### SET EXERCISE
Report how many lines below contain the word "ดองค". Give only the number.
------ DATA SUPPLIED ------
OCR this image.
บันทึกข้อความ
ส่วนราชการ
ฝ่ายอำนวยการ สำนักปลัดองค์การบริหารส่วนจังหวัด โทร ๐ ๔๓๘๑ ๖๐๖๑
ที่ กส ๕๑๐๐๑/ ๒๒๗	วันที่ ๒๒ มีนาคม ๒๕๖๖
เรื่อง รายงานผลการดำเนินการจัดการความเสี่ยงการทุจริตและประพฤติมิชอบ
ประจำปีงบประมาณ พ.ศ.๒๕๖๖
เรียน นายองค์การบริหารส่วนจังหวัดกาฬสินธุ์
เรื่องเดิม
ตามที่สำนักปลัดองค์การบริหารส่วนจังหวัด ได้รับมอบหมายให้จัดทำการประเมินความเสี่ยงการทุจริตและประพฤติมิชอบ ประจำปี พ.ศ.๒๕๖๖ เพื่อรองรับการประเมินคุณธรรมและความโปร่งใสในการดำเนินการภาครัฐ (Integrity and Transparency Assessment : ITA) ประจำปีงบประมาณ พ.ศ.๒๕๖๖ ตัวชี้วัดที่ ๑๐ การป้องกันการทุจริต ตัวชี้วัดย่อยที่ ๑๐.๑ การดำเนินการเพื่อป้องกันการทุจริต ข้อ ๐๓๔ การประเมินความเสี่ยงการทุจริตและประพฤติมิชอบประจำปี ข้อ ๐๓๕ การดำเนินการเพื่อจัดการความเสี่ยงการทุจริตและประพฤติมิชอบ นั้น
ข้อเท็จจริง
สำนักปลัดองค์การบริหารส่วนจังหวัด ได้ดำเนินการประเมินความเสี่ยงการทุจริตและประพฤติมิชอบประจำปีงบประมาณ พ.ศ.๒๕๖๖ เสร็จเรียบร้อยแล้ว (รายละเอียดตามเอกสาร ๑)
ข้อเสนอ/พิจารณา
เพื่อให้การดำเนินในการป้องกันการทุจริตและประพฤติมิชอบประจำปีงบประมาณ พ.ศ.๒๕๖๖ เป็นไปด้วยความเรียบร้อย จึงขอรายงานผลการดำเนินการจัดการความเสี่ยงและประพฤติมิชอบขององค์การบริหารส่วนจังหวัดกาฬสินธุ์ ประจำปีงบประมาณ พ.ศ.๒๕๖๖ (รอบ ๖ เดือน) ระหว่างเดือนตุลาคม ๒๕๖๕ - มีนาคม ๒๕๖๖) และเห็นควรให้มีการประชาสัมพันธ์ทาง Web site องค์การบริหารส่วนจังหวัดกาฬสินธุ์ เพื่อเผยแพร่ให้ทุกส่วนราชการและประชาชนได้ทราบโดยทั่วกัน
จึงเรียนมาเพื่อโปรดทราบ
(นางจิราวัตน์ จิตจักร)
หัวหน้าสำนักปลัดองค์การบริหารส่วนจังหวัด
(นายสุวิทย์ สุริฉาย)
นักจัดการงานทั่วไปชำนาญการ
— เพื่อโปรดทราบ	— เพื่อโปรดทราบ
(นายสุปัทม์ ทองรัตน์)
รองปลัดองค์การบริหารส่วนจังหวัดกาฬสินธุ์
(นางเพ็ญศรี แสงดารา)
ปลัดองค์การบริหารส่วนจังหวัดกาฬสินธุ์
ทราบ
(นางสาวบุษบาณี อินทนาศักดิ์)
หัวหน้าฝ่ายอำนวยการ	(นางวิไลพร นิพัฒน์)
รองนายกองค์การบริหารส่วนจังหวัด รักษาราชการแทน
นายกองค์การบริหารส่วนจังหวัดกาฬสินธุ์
------
### RESPONSE FOR THIS EXERCISE
6